**What you should do**.
Compile every line that includes the word "image".

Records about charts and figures
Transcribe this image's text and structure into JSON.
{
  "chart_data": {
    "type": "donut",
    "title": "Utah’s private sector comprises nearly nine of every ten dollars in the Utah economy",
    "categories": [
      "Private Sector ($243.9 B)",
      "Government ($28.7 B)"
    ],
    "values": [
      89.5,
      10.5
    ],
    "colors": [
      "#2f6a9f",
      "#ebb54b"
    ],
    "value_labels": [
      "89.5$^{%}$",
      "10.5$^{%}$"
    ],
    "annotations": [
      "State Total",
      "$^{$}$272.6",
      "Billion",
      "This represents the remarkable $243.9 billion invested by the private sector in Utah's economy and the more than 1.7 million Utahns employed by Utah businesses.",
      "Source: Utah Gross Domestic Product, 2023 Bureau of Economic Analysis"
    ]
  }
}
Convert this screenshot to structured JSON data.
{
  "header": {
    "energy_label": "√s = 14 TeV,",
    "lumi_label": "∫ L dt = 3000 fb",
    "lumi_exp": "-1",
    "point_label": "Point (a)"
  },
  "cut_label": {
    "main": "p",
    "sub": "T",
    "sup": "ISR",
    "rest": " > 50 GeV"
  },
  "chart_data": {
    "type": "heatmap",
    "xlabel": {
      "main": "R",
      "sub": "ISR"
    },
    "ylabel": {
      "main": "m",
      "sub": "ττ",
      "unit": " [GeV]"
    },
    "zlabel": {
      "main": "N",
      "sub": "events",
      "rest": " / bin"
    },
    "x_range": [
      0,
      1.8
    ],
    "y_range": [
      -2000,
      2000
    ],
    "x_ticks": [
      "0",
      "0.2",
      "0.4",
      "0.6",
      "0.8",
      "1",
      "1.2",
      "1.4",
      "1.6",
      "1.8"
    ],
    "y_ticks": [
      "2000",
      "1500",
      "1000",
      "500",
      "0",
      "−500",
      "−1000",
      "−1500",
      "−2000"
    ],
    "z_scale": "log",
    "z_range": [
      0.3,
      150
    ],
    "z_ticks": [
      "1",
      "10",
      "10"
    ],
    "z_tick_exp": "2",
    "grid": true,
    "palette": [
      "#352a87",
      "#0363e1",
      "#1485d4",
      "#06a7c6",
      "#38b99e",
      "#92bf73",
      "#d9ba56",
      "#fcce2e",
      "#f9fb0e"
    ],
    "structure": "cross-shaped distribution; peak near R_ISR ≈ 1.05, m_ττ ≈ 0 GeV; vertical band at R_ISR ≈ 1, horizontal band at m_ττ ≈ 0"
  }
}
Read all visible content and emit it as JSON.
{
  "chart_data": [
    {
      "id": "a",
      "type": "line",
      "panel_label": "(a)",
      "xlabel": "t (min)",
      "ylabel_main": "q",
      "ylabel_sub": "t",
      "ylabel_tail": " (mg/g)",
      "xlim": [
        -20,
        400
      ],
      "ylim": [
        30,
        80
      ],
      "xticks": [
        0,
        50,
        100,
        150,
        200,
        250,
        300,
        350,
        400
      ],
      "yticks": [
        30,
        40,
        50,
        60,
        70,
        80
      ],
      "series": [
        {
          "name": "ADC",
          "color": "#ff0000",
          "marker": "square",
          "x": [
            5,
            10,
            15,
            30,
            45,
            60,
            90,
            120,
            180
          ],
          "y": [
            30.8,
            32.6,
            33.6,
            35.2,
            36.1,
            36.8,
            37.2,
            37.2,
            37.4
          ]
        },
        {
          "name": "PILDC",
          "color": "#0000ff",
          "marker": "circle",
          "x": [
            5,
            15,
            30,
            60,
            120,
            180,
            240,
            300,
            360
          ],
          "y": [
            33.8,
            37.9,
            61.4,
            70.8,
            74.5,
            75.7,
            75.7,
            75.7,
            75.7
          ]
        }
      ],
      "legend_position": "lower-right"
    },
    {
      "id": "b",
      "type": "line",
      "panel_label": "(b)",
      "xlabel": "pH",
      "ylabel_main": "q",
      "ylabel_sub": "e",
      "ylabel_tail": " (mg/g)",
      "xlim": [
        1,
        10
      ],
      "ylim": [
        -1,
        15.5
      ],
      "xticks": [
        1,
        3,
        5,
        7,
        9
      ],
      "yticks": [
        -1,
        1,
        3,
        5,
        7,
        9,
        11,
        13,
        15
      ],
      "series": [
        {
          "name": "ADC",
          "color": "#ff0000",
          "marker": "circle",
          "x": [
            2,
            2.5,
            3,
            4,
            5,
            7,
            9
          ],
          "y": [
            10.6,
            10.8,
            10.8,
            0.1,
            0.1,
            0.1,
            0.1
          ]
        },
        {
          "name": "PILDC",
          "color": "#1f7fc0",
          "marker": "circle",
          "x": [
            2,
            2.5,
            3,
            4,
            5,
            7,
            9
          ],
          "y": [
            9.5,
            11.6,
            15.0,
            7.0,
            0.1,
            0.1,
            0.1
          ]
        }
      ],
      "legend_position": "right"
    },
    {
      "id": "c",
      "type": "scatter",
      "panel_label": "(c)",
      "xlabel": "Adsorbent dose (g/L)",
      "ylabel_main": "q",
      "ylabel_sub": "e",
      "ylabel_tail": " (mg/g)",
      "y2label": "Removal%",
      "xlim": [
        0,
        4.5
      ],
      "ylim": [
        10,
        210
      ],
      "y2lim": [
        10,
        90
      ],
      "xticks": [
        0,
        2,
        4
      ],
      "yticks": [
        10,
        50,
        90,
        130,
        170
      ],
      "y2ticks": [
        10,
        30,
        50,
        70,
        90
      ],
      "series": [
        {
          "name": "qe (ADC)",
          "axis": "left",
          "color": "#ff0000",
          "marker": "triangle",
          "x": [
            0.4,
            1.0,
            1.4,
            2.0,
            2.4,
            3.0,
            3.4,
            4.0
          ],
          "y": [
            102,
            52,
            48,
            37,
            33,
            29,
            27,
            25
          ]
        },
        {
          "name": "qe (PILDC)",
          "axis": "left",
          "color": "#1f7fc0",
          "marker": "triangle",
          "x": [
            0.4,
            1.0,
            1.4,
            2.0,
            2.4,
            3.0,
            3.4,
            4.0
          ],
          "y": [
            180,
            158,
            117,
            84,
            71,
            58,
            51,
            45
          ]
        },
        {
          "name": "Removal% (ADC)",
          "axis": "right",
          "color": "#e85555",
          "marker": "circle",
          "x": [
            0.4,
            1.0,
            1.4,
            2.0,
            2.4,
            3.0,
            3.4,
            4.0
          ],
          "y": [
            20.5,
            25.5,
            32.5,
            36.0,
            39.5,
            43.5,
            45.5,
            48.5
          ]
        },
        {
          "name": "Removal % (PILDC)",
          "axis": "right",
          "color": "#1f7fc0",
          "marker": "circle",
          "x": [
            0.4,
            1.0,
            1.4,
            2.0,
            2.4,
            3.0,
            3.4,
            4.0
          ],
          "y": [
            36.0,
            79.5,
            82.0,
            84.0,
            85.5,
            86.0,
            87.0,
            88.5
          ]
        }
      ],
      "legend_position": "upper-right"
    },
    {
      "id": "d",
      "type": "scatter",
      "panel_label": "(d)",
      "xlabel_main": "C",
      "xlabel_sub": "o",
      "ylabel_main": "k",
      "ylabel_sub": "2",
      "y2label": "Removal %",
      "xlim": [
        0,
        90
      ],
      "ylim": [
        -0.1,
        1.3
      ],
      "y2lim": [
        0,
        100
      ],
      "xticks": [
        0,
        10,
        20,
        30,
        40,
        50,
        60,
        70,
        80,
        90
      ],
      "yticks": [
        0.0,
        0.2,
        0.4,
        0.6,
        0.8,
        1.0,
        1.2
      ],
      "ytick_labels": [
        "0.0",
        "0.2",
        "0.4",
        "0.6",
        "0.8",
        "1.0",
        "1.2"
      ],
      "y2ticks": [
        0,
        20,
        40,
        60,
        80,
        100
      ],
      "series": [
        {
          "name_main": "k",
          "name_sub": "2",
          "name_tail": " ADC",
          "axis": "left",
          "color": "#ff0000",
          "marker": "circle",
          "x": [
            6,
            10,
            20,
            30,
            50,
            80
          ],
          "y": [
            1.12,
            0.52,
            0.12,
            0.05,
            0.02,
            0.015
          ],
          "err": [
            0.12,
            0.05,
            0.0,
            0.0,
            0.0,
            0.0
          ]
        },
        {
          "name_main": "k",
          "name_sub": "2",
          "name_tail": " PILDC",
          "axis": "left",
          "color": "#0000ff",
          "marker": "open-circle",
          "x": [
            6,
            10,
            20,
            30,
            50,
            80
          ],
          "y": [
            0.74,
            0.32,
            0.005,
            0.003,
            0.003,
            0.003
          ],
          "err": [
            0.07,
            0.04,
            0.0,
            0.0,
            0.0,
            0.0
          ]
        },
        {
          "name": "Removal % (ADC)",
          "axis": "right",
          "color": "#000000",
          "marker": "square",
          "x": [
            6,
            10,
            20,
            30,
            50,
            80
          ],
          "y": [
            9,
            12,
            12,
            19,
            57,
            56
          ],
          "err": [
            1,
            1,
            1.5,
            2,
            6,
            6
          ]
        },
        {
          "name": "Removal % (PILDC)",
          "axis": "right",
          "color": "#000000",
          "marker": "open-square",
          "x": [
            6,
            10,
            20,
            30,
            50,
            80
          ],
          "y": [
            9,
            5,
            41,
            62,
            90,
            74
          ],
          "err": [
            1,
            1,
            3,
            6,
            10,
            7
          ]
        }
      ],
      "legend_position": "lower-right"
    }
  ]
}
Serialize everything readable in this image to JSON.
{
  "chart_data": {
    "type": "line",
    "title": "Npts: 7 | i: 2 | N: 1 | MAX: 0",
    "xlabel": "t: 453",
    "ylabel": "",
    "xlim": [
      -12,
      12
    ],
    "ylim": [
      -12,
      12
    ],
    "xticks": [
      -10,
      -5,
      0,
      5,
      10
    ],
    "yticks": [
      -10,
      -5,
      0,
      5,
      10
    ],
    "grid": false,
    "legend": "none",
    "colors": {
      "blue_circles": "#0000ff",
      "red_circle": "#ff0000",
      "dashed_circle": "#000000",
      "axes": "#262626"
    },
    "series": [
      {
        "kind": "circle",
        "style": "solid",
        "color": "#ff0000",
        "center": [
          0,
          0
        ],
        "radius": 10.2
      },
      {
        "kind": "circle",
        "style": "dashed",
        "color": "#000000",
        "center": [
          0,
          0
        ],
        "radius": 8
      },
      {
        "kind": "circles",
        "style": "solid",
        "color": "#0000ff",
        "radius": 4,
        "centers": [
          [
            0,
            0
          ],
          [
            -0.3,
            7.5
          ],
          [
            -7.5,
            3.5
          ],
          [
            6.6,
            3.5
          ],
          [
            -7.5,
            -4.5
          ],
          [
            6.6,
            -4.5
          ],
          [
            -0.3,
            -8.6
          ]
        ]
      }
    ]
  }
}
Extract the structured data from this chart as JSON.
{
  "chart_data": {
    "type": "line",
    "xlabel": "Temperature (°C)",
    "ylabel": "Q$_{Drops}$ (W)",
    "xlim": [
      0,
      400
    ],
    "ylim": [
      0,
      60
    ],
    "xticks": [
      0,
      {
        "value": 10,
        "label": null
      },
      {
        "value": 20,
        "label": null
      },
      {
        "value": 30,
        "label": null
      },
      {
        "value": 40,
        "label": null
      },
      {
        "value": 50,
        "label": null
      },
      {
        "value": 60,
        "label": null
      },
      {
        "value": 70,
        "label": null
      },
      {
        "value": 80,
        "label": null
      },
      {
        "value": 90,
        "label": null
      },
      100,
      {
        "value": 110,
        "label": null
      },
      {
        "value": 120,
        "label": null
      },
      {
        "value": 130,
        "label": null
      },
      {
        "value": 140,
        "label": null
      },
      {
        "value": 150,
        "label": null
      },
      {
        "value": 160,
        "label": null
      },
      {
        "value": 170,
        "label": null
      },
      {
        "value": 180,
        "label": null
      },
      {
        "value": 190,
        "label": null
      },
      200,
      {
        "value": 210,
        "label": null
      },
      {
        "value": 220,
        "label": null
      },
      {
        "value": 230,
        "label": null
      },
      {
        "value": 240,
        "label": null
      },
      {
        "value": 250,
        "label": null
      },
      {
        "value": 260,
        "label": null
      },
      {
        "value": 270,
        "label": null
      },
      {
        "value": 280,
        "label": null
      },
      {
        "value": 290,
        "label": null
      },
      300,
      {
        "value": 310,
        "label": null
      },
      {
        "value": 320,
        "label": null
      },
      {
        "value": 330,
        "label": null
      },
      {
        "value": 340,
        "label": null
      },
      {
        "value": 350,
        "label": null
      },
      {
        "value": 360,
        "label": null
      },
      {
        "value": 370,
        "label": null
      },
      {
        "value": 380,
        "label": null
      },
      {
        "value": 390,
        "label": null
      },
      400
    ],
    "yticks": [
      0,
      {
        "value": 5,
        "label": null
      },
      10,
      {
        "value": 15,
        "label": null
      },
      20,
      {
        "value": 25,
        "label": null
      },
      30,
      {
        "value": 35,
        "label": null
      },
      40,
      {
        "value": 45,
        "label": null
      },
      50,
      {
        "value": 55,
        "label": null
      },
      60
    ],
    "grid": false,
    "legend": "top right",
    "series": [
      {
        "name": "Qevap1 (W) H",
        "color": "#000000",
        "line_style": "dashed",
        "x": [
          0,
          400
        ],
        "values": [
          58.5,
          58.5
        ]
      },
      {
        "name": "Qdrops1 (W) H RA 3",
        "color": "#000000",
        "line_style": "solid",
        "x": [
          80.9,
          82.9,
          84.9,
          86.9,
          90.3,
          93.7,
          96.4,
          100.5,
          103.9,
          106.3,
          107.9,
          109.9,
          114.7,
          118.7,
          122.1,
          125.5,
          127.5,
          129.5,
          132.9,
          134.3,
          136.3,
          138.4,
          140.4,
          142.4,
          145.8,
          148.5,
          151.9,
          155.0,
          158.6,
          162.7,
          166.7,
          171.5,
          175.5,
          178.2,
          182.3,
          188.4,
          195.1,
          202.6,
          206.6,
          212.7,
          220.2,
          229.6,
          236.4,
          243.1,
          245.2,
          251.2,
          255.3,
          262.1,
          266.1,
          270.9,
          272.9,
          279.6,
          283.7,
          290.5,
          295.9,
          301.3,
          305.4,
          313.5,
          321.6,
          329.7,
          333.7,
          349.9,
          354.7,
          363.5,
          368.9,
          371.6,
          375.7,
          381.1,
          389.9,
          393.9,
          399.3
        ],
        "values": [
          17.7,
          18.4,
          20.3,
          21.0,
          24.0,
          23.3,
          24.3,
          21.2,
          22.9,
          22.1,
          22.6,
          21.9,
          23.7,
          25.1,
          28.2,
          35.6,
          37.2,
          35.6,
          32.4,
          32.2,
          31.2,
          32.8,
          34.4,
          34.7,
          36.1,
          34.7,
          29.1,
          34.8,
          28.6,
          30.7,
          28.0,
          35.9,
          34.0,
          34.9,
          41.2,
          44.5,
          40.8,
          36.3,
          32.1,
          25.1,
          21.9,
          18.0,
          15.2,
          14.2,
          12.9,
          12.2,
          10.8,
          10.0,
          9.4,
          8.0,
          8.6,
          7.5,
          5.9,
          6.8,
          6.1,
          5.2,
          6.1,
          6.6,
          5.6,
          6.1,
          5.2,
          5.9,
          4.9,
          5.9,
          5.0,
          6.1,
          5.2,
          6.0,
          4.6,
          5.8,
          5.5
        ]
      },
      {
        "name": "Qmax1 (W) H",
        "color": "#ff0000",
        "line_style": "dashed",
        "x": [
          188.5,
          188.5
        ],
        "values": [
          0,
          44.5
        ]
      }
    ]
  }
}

**Response for this exercise**.
Transcribe this image's text and structure into JSON.
Serialize everything readable in this image to JSON.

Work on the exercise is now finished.